▶ [Records shown]
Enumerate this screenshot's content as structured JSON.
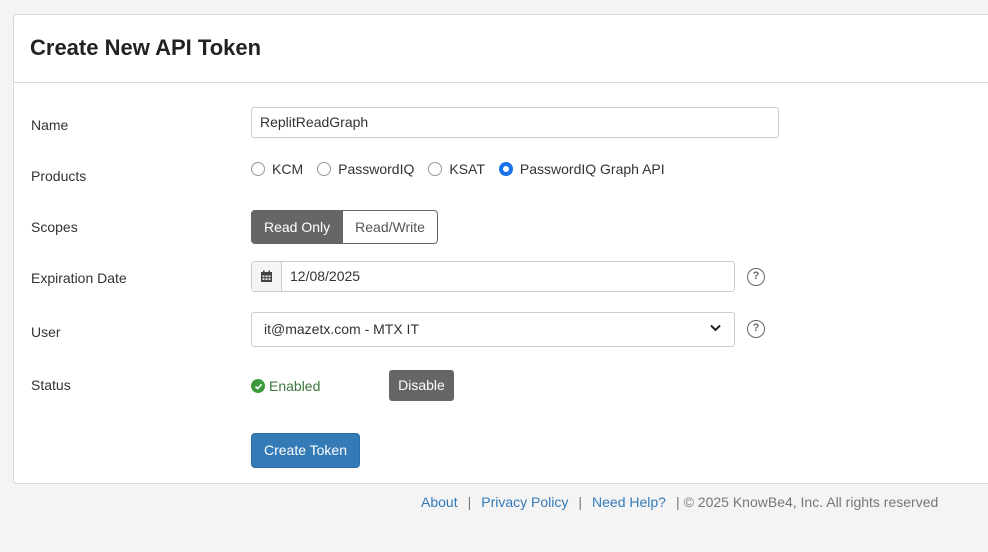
{
  "header": {
    "title": "Create New API Token"
  },
  "form": {
    "name": {
      "label": "Name",
      "value": "ReplitReadGraph"
    },
    "products": {
      "label": "Products",
      "options": [
        "KCM",
        "PasswordIQ",
        "KSAT",
        "PasswordIQ Graph API"
      ],
      "selected": "PasswordIQ Graph API"
    },
    "scopes": {
      "label": "Scopes",
      "options": [
        "Read Only",
        "Read/Write"
      ],
      "selected": "Read Only"
    },
    "expiration": {
      "label": "Expiration Date",
      "value": "12/08/2025",
      "help": "?"
    },
    "user": {
      "label": "User",
      "value": "it@mazetx.com - MTX IT",
      "help": "?"
    },
    "status": {
      "label": "Status",
      "value": "Enabled",
      "action": "Disable"
    },
    "submit": "Create Token"
  },
  "footer": {
    "links": [
      "About",
      "Privacy Policy",
      "Need Help?"
    ],
    "separator": "|",
    "copyright": "© 2025 KnowBe4, Inc. All rights reserved"
  },
  "colors": {
    "primary": "#337ab7",
    "radio_checked": "#1a73e8",
    "enabled": "#3c763d",
    "dark_button": "#666666"
  },
  "icons": [
    "calendar-icon",
    "help-icon",
    "chevron-down-icon",
    "check-circle-icon"
  ]
}
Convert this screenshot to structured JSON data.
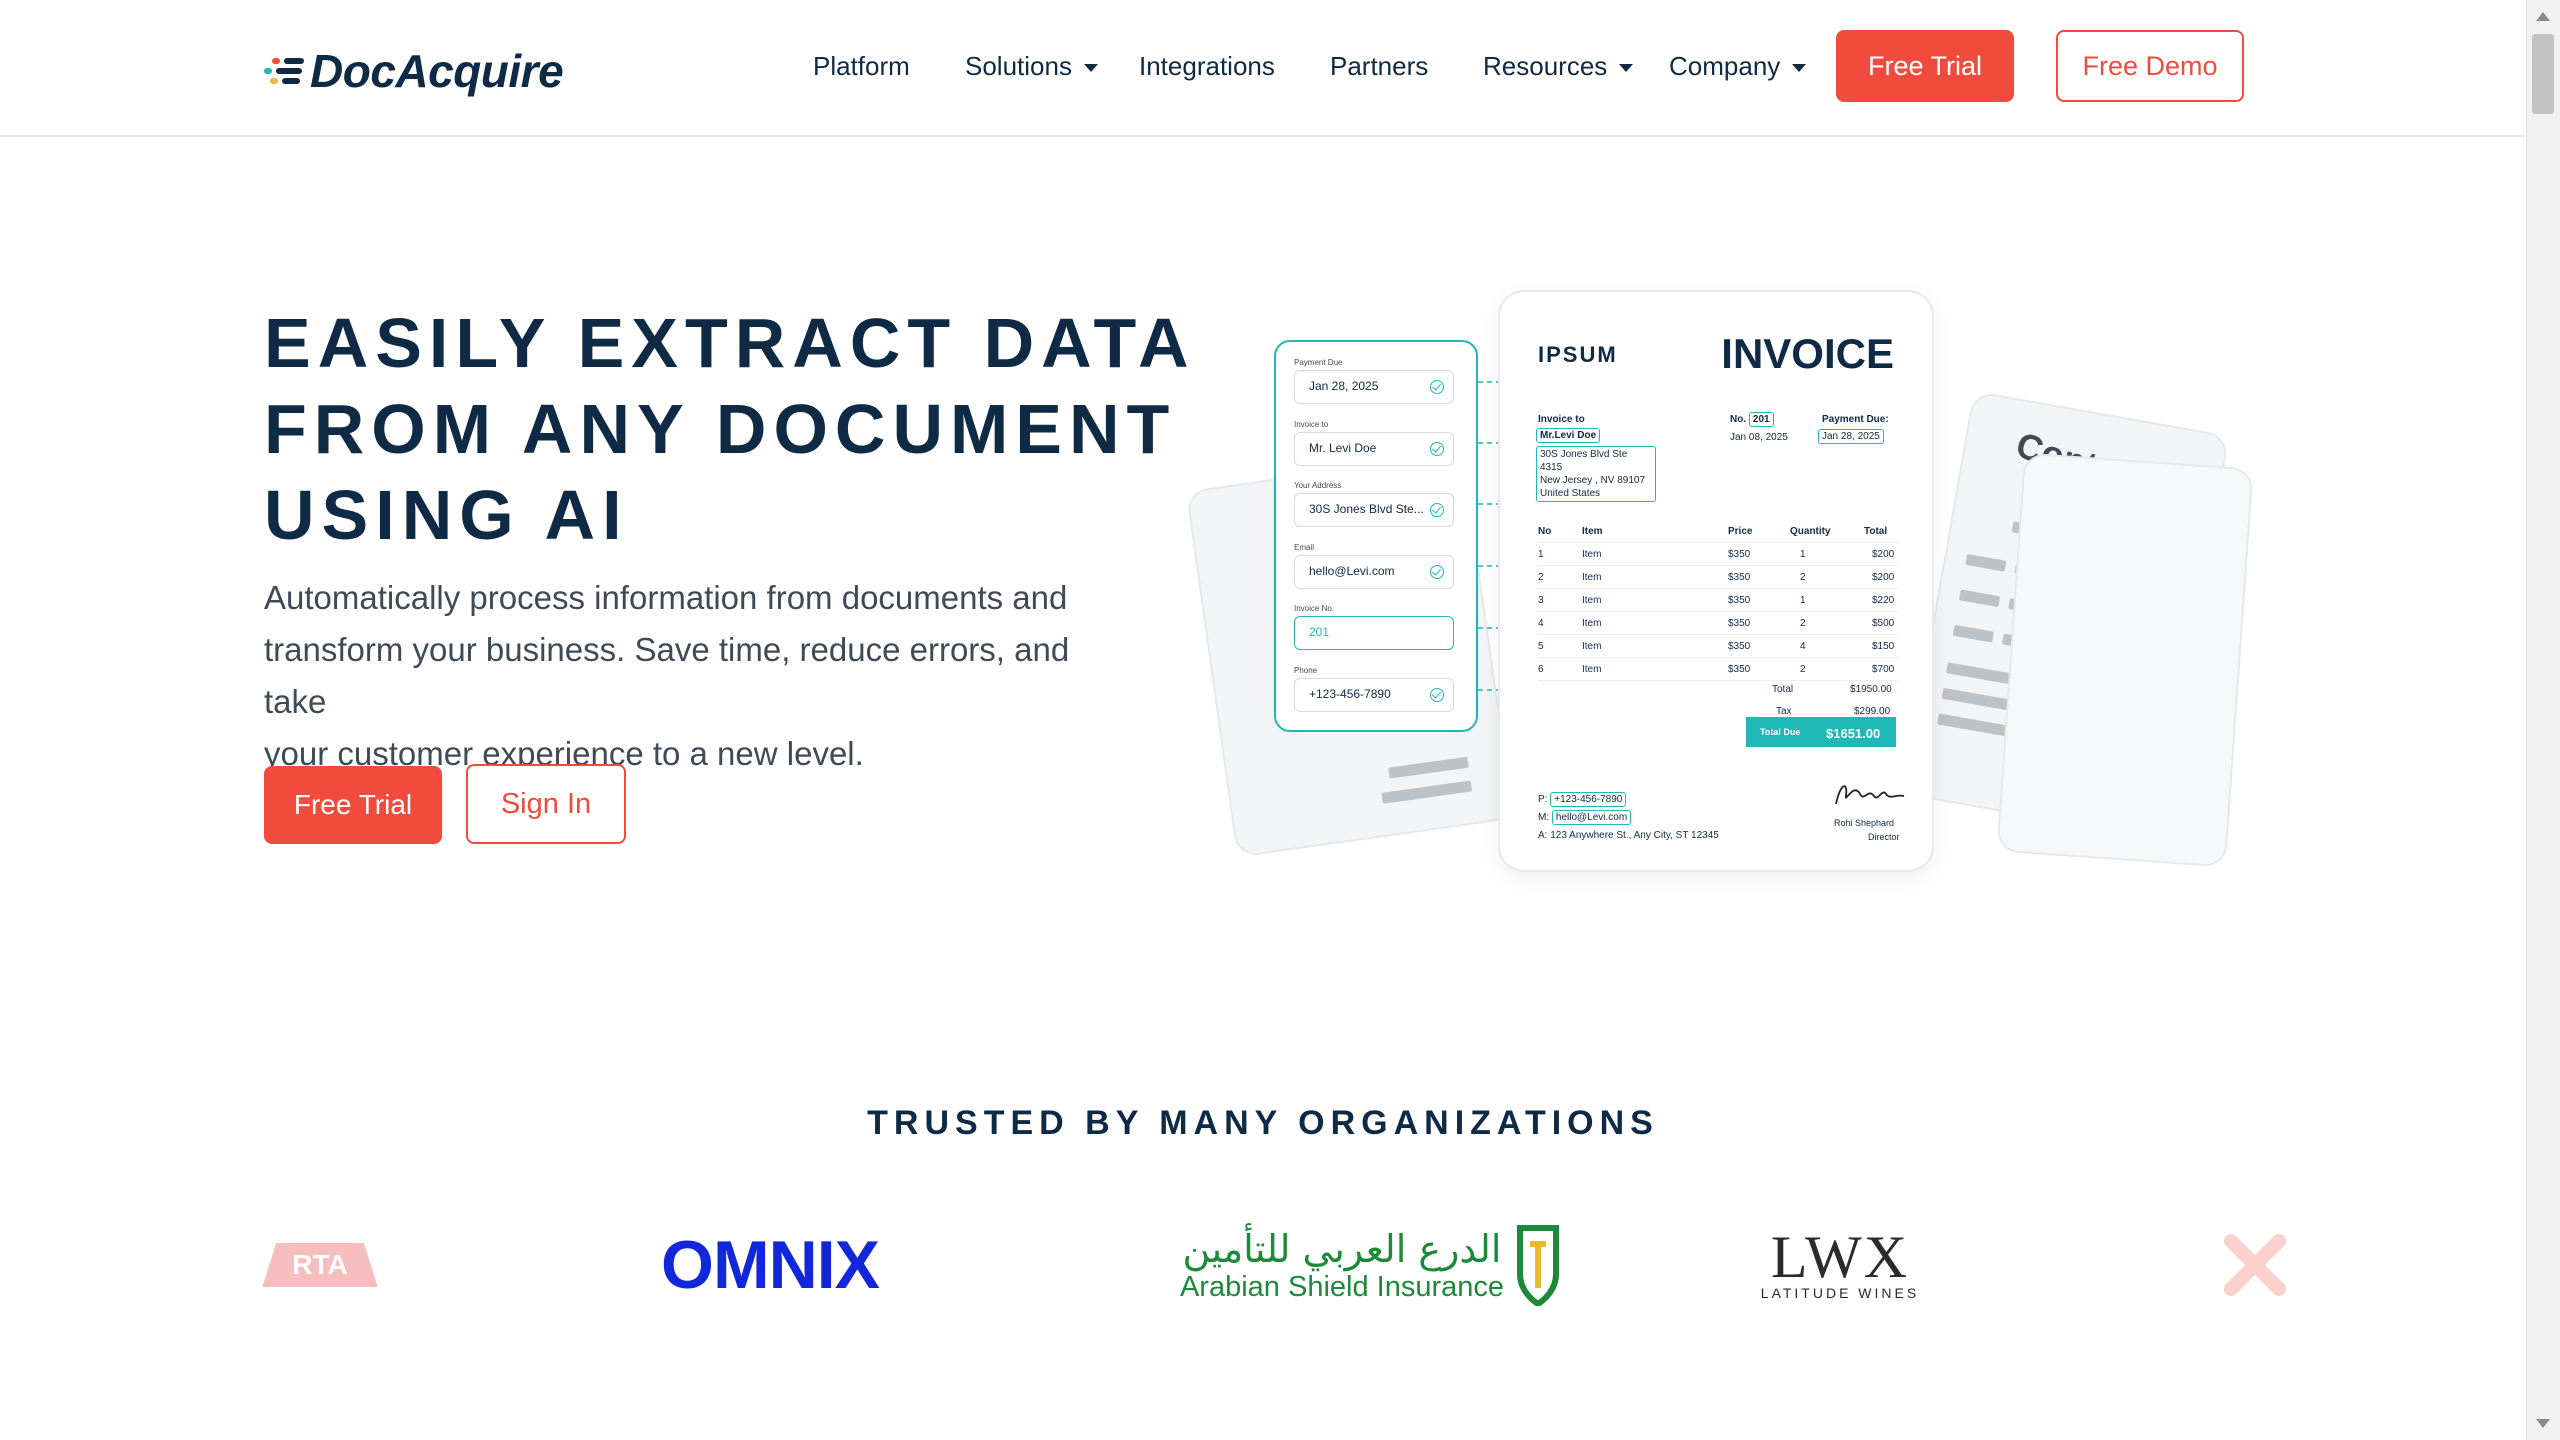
{
  "brand": {
    "name": "DocAcquire"
  },
  "nav": {
    "items": [
      {
        "label": "Platform",
        "has_dropdown": false
      },
      {
        "label": "Solutions",
        "has_dropdown": true
      },
      {
        "label": "Integrations",
        "has_dropdown": false
      },
      {
        "label": "Partners",
        "has_dropdown": false
      },
      {
        "label": "Resources",
        "has_dropdown": true
      },
      {
        "label": "Company",
        "has_dropdown": true
      }
    ],
    "free_trial": "Free Trial",
    "free_demo": "Free Demo"
  },
  "hero": {
    "title_lines": [
      "EASILY EXTRACT DATA",
      "FROM ANY DOCUMENT",
      "USING AI"
    ],
    "subtitle_lines": [
      "Automatically process information from documents and",
      "transform your business. Save time, reduce errors, and take",
      "your customer experience to a new level."
    ],
    "primary_cta": "Free Trial",
    "secondary_cta": "Sign In"
  },
  "illustration": {
    "form_fields": [
      {
        "label": "Payment Due",
        "value": "Jan 28, 2025",
        "checked": true
      },
      {
        "label": "Invoice to",
        "value": "Mr. Levi Doe",
        "checked": true
      },
      {
        "label": "Your Address",
        "value": "30S Jones Blvd Ste...",
        "checked": true
      },
      {
        "label": "Email",
        "value": "hello@Levi.com",
        "checked": true
      },
      {
        "label": "Invoice No.",
        "value": "201",
        "checked": false
      },
      {
        "label": "Phone",
        "value": "+123-456-7890",
        "checked": true
      }
    ],
    "invoice": {
      "brand": "IPSUM",
      "title": "INVOICE",
      "invoice_to_label": "Invoice to",
      "invoice_to_name": "Mr.Levi Doe",
      "address_lines": [
        "30S Jones Blvd Ste 4315",
        "New Jersey , NV 89107",
        "United States"
      ],
      "no_label": "No.",
      "no_value": "201",
      "date": "Jan 08, 2025",
      "payment_due_label": "Payment Due:",
      "payment_due_value": "Jan 28, 2025",
      "columns": [
        "No",
        "Item",
        "Price",
        "Quantity",
        "Total"
      ],
      "rows": [
        [
          "1",
          "Item",
          "$350",
          "1",
          "$200"
        ],
        [
          "2",
          "Item",
          "$350",
          "2",
          "$200"
        ],
        [
          "3",
          "Item",
          "$350",
          "1",
          "$220"
        ],
        [
          "4",
          "Item",
          "$350",
          "2",
          "$500"
        ],
        [
          "5",
          "Item",
          "$350",
          "4",
          "$150"
        ],
        [
          "6",
          "Item",
          "$350",
          "2",
          "$700"
        ]
      ],
      "total_label": "Total",
      "total_value": "$1950.00",
      "tax_label": "Tax",
      "tax_value": "$299.00",
      "total_due_label": "Total Due",
      "total_due_value": "$1651.00",
      "phone": "+123-456-7890",
      "email": "hello@Levi.com",
      "address": "123 Anywhere St., Any City, ST 12345",
      "footer_p": "P:",
      "footer_m": "M:",
      "footer_a": "A:",
      "signer_name": "Rohi Shephard",
      "signer_role": "Director"
    },
    "contract_label": "Contract"
  },
  "trusted": {
    "heading": "TRUSTED BY MANY ORGANIZATIONS",
    "logos": {
      "rta": "RTA",
      "omnix": "OMNIX",
      "asi_arabic": "الدرع العربي للتأمين",
      "asi_english": "Arabian Shield Insurance",
      "lwx": "LWX",
      "lwx_sub": "LATITUDE WINES"
    }
  },
  "colors": {
    "primary": "#f14b3e",
    "navy": "#0f2a44",
    "teal": "#1fb8b6",
    "omnix_blue": "#1227d9",
    "asi_green": "#1d8a3a"
  }
}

▶ [Short problem]
Repeat the data above exactly, but not the pictures.

▶ [Response for this exercise]
Enumerate this screenshot's content as structured JSON.
{
  "header": {
    "title": "Create New API Token"
  },
  "form": {
    "name": {
      "label": "Name",
      "value": "ReplitReadGraph"
    },
    "products": {
      "label": "Products",
      "options": [
        "KCM",
        "PasswordIQ",
        "KSAT",
        "PasswordIQ Graph API"
      ],
      "selected": "PasswordIQ Graph API"
    },
    "scopes": {
      "label": "Scopes",
      "options": [
        "Read Only",
        "Read/Write"
      ],
      "selected": "Read Only"
    },
    "expiration": {
      "label": "Expiration Date",
      "value": "12/08/2025",
      "help": "?"
    },
    "user": {
      "label": "User",
      "value": "it@mazetx.com - MTX IT",
      "help": "?"
    },
    "status": {
      "label": "Status",
      "value": "Enabled",
      "action": "Disable"
    },
    "submit": "Create Token"
  },
  "footer": {
    "links": [
      "About",
      "Privacy Policy",
      "Need Help?"
    ],
    "separator": "|",
    "copyright": "© 2025 KnowBe4, Inc. All rights reserved"
  },
  "colors": {
    "primary": "#337ab7",
    "radio_checked": "#1a73e8",
    "enabled": "#3c763d",
    "dark_button": "#666666"
  },
  "icons": [
    "calendar-icon",
    "help-icon",
    "chevron-down-icon",
    "check-circle-icon"
  ]
}
Convert this screenshot to structured JSON data.
{
  "brand": {
    "name": "DocAcquire"
  },
  "nav": {
    "items": [
      {
        "label": "Platform",
        "has_dropdown": false
      },
      {
        "label": "Solutions",
        "has_dropdown": true
      },
      {
        "label": "Integrations",
        "has_dropdown": false
      },
      {
        "label": "Partners",
        "has_dropdown": false
      },
      {
        "label": "Resources",
        "has_dropdown": true
      },
      {
        "label": "Company",
        "has_dropdown": true
      }
    ],
    "free_trial": "Free Trial",
    "free_demo": "Free Demo"
  },
  "hero": {
    "title_lines": [
      "EASILY EXTRACT DATA",
      "FROM ANY DOCUMENT",
      "USING AI"
    ],
    "subtitle_lines": [
      "Automatically process information from documents and",
      "transform your business. Save time, reduce errors, and take",
      "your customer experience to a new level."
    ],
    "primary_cta": "Free Trial",
    "secondary_cta": "Sign In"
  },
  "illustration": {
    "form_fields": [
      {
        "label": "Payment Due",
        "value": "Jan 28, 2025",
        "checked": true
      },
      {
        "label": "Invoice to",
        "value": "Mr. Levi Doe",
        "checked": true
      },
      {
        "label": "Your Address",
        "value": "30S Jones Blvd Ste...",
        "checked": true
      },
      {
        "label": "Email",
        "value": "hello@Levi.com",
        "checked": true
      },
      {
        "label": "Invoice No.",
        "value": "201",
        "checked": false
      },
      {
        "label": "Phone",
        "value": "+123-456-7890",
        "checked": true
      }
    ],
    "invoice": {
      "brand": "IPSUM",
      "title": "INVOICE",
      "invoice_to_label": "Invoice to",
      "invoice_to_name": "Mr.Levi Doe",
      "address_lines": [
        "30S Jones Blvd Ste 4315",
        "New Jersey , NV 89107",
        "United States"
      ],
      "no_label": "No.",
      "no_value": "201",
      "date": "Jan 08, 2025",
      "payment_due_label": "Payment Due:",
      "payment_due_value": "Jan 28, 2025",
      "columns": [
        "No",
        "Item",
        "Price",
        "Quantity",
        "Total"
      ],
      "rows": [
        [
          "1",
          "Item",
          "$350",
          "1",
          "$200"
        ],
        [
          "2",
          "Item",
          "$350",
          "2",
          "$200"
        ],
        [
          "3",
          "Item",
          "$350",
          "1",
          "$220"
        ],
        [
          "4",
          "Item",
          "$350",
          "2",
          "$500"
        ],
        [
          "5",
          "Item",
          "$350",
          "4",
          "$150"
        ],
        [
          "6",
          "Item",
          "$350",
          "2",
          "$700"
        ]
      ],
      "total_label": "Total",
      "total_value": "$1950.00",
      "tax_label": "Tax",
      "tax_value": "$299.00",
      "total_due_label": "Total Due",
      "total_due_value": "$1651.00",
      "phone": "+123-456-7890",
      "email": "hello@Levi.com",
      "address": "123 Anywhere St., Any City, ST 12345",
      "footer_p": "P:",
      "footer_m": "M:",
      "footer_a": "A:",
      "signer_name": "Rohi Shephard",
      "signer_role": "Director"
    },
    "contract_label": "Contract"
  },
  "trusted": {
    "heading": "TRUSTED BY MANY ORGANIZATIONS",
    "logos": {
      "rta": "RTA",
      "omnix": "OMNIX",
      "asi_arabic": "الدرع العربي للتأمين",
      "asi_english": "Arabian Shield Insurance",
      "lwx": "LWX",
      "lwx_sub": "LATITUDE WINES"
    }
  },
  "colors": {
    "primary": "#f14b3e",
    "navy": "#0f2a44",
    "teal": "#1fb8b6",
    "omnix_blue": "#1227d9",
    "asi_green": "#1d8a3a"
  }
}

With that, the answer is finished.